Description of the task: Check every line of the entries that follow, and copy the ones containing "this".
---------- Input records ----------
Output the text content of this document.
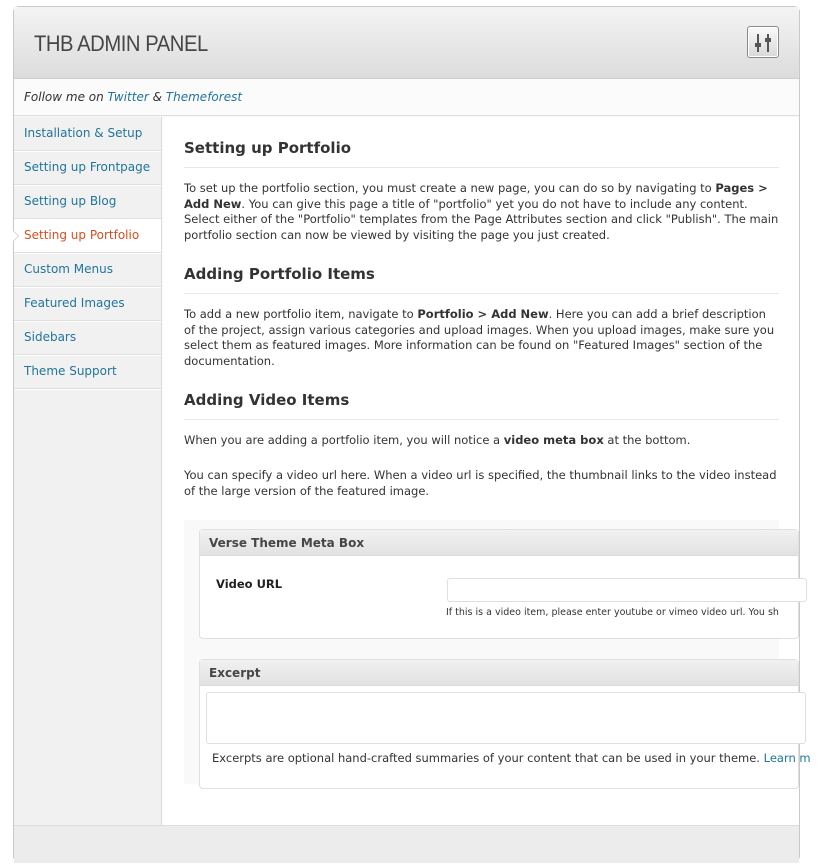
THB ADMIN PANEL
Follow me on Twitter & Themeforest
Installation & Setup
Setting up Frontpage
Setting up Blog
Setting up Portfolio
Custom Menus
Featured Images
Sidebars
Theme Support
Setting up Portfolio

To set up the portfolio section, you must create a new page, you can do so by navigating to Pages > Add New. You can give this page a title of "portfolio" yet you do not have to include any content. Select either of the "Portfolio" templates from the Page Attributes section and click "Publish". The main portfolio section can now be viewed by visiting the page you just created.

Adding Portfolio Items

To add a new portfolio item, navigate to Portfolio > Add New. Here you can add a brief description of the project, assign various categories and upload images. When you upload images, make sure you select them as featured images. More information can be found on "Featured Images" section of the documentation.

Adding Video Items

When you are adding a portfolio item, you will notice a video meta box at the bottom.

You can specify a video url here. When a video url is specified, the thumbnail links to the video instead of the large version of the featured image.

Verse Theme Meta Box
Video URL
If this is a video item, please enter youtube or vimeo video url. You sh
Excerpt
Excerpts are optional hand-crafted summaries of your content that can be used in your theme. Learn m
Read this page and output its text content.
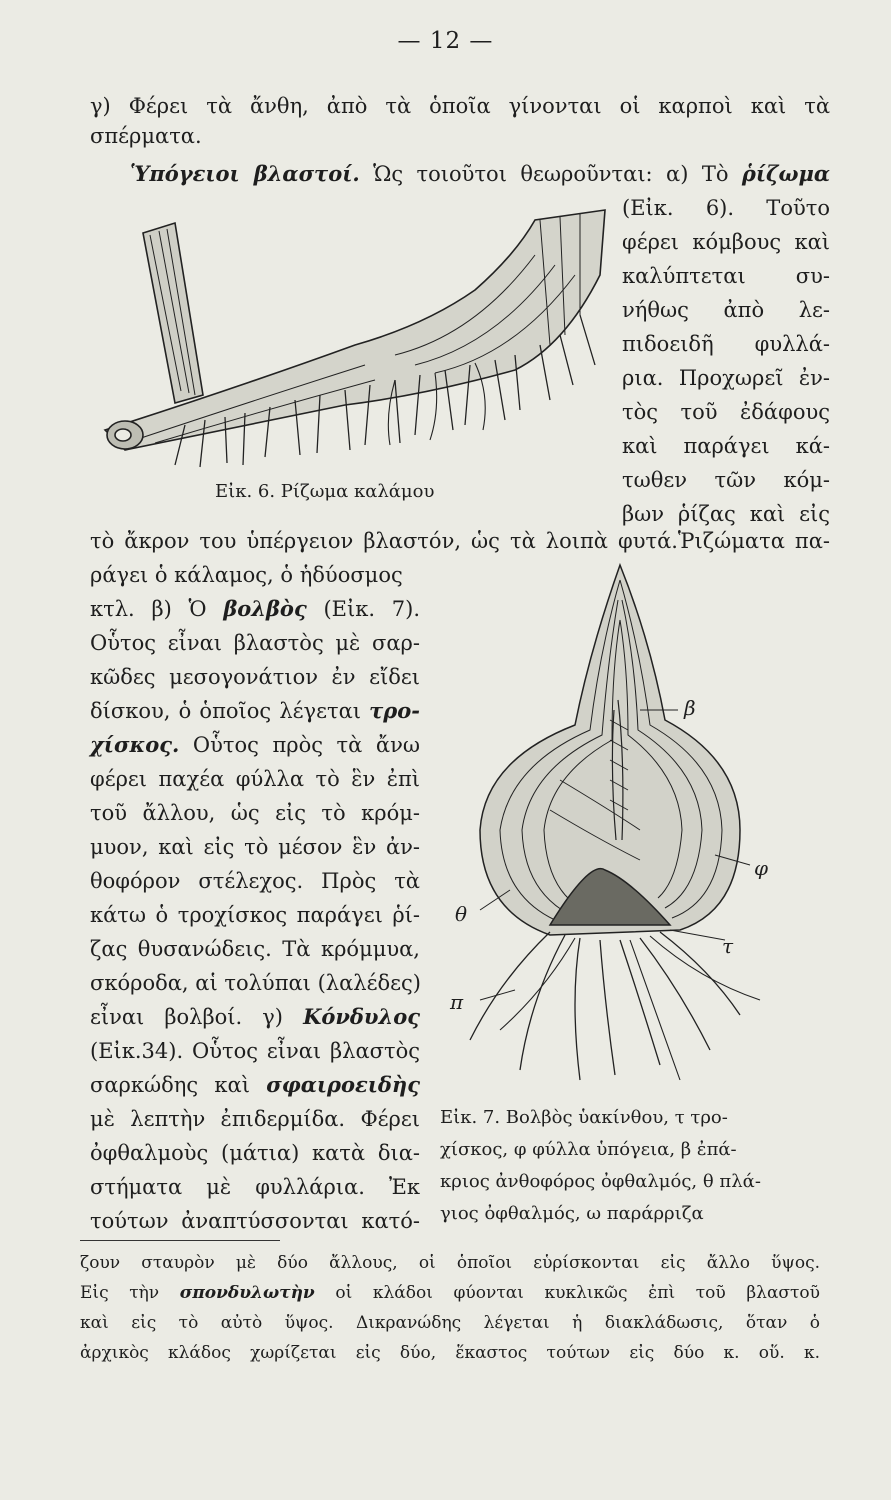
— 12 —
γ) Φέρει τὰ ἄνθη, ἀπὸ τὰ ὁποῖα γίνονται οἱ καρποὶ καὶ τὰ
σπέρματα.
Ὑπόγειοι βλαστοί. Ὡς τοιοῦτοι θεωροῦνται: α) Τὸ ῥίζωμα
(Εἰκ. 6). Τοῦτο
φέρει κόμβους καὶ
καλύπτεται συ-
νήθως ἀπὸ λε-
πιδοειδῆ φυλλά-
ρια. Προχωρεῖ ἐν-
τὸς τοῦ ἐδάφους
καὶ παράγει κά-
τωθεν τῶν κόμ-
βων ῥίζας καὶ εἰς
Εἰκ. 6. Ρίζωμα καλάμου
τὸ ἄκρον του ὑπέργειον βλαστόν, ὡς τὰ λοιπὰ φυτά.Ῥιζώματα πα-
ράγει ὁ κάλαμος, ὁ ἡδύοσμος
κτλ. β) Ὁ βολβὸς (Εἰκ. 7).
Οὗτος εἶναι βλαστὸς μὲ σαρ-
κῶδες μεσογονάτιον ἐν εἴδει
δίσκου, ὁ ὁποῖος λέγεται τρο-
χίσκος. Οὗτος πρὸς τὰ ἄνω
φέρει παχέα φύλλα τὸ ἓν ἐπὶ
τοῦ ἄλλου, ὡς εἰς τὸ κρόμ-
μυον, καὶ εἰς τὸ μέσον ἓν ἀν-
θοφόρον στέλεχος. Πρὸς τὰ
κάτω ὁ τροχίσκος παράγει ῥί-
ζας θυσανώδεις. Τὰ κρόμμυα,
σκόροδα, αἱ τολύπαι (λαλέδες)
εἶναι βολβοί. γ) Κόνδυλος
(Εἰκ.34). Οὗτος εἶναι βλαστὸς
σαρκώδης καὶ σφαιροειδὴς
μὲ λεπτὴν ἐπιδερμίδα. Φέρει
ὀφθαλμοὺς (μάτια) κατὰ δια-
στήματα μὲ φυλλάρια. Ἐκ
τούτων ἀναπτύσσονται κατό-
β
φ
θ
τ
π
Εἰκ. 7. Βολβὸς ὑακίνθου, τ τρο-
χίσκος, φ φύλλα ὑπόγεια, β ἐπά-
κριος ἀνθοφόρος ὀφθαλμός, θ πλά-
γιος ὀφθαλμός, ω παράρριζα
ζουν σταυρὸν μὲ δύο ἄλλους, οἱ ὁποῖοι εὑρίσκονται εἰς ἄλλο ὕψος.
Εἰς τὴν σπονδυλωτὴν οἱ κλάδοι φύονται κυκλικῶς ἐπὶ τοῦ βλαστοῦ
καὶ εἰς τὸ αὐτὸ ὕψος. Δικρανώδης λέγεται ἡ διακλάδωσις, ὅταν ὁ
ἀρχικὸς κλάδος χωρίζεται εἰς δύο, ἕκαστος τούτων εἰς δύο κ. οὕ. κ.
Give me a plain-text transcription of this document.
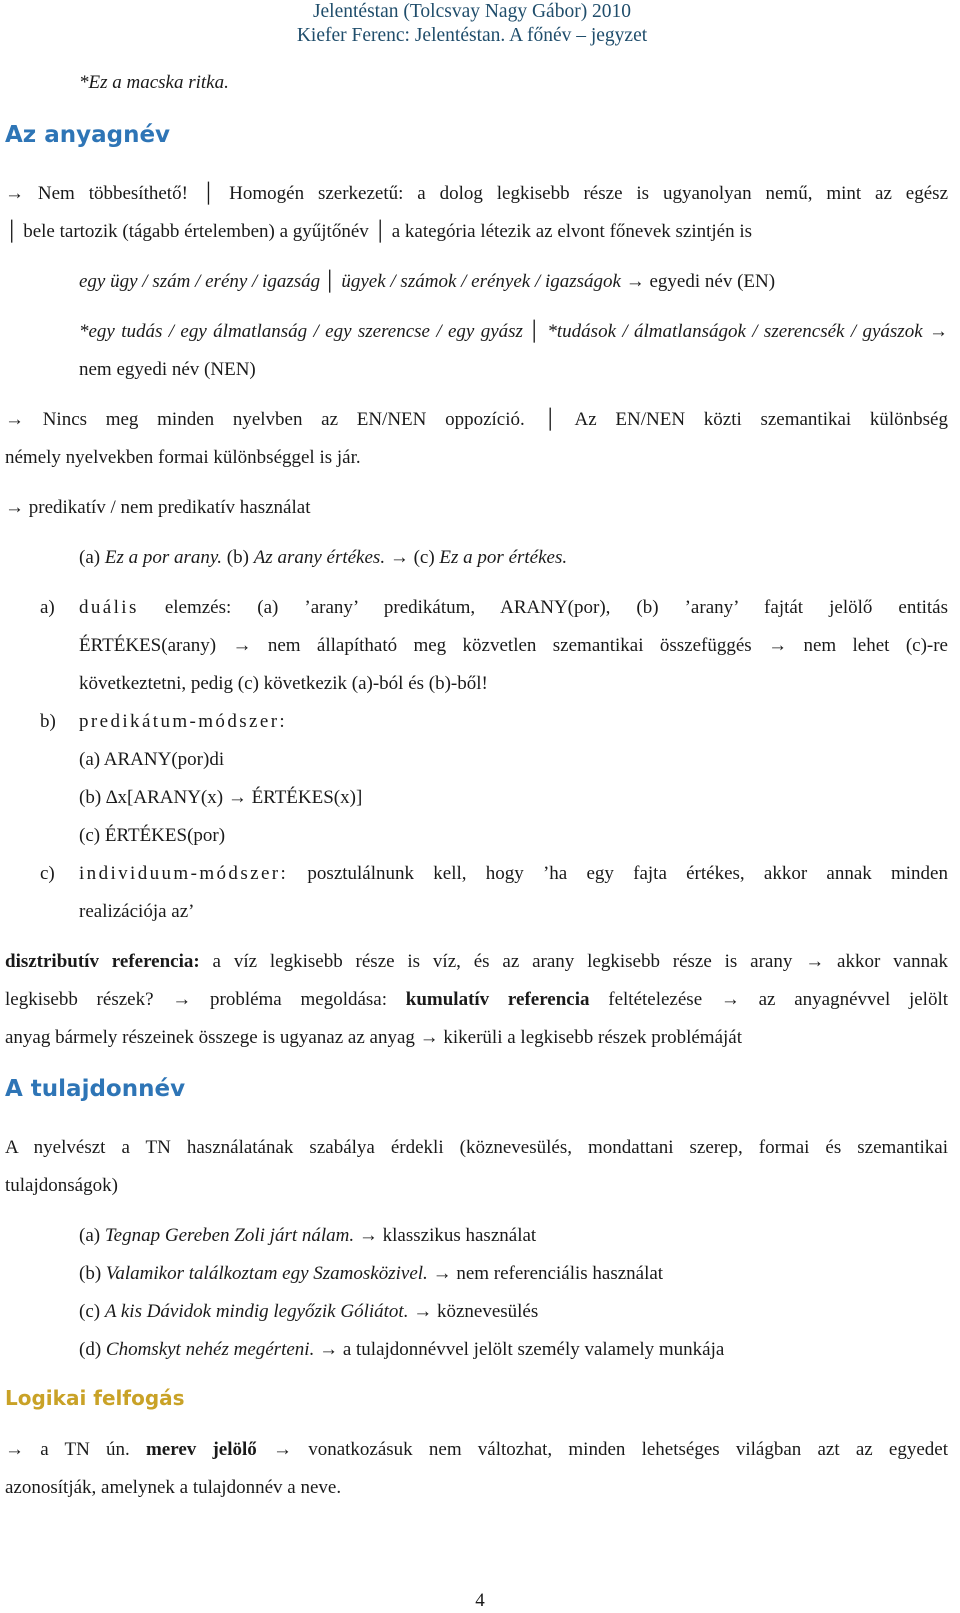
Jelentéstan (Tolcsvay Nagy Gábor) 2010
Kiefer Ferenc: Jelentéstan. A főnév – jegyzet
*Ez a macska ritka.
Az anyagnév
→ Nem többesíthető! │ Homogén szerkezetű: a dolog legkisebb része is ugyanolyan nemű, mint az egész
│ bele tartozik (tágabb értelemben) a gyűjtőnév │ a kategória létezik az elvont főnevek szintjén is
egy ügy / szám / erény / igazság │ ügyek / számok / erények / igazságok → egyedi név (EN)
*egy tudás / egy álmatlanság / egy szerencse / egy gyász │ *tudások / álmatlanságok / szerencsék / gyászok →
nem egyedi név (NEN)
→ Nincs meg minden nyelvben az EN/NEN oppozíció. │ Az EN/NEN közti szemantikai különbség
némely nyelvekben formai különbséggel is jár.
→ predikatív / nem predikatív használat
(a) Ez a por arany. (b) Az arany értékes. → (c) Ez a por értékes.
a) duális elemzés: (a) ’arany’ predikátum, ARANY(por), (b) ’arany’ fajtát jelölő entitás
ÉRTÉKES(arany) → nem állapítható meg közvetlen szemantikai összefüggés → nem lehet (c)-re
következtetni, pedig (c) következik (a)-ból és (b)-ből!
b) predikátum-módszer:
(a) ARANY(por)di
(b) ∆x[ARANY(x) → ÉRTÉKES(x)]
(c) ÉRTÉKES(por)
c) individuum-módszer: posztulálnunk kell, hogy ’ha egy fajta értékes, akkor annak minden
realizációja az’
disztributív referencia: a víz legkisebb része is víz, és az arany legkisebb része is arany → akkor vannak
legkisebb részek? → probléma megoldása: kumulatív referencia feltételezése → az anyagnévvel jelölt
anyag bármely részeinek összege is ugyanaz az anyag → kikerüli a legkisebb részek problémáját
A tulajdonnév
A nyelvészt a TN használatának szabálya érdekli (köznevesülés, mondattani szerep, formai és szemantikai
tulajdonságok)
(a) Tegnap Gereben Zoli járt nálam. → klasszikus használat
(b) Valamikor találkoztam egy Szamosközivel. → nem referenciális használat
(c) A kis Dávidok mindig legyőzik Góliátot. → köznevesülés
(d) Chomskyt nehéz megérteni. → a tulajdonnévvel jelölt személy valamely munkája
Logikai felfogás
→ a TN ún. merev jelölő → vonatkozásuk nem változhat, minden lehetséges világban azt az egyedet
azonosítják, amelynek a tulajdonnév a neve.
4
----------
Correct response:
Output the text content of this document.
To set up the portfolio section, you must create a new page, you can do so by navigating to Pages > Add New. You can give this page a title of "portfolio" yet you do not have to include any content. Select either of the "Portfolio" templates from the Page Attributes section and click "Publish". The main portfolio section can now be viewed by visiting the page you just created.
If this is a video item, please enter youtube or vimeo video url. You sh
Read this page and output its text content.
Give me a plain-text transcription of this document.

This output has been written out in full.